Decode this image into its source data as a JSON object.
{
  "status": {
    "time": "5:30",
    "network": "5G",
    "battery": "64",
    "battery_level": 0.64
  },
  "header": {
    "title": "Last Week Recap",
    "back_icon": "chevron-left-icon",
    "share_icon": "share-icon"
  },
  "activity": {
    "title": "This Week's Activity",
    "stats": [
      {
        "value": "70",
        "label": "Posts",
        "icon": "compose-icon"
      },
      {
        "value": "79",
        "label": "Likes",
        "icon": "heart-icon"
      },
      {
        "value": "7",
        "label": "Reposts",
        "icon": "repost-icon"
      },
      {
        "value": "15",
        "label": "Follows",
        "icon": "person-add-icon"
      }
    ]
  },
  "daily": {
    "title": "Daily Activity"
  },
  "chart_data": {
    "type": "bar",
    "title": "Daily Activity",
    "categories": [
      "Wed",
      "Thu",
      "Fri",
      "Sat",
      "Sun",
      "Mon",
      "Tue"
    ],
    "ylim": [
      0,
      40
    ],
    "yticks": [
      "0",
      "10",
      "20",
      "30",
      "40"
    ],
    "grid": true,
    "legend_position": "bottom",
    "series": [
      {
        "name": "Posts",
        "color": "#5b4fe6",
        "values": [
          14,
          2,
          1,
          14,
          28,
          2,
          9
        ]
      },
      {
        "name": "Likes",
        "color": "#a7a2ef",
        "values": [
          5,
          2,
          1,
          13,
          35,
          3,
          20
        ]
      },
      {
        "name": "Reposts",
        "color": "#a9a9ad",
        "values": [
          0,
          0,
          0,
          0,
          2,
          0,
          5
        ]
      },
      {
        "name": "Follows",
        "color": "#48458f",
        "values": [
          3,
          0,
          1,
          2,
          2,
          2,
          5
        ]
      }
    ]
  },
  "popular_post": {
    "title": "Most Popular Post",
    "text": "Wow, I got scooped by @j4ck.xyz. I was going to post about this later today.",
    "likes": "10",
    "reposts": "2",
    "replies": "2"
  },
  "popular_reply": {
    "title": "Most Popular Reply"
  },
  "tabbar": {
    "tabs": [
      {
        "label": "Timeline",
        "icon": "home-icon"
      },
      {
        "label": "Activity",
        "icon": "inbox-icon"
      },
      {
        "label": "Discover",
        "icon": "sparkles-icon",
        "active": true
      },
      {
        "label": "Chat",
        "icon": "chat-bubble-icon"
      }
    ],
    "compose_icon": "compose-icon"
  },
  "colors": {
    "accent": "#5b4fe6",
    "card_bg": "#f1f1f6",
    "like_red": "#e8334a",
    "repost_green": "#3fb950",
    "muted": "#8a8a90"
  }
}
================
§ **EXERCISE**:
How many lines of the listing include the string "icon"? Answer with the number alone.

§ **RESPONSE**:
11